____ DATA
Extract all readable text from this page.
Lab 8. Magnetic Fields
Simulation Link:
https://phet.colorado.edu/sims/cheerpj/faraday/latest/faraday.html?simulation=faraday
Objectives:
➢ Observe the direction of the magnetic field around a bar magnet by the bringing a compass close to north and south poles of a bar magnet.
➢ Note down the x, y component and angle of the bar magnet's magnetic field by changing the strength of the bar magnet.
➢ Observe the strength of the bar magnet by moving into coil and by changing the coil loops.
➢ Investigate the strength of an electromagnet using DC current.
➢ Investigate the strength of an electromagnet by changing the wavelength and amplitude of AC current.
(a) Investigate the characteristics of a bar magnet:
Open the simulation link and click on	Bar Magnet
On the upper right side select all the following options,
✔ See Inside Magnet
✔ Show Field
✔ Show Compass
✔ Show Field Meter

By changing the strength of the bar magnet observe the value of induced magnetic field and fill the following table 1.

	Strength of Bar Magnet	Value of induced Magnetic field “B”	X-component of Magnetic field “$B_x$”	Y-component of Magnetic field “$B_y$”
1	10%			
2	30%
________
WORK TO DO:
List every line above that holds the word "Investigate".

EXPECTED ANSWER:
➢ Investigate the strength of an electromagnet using DC current.
➢ Investigate the strength of an electromagnet by changing the wavelength and amplitude of AC current.
(a) Investigate the characteristics of a bar magnet:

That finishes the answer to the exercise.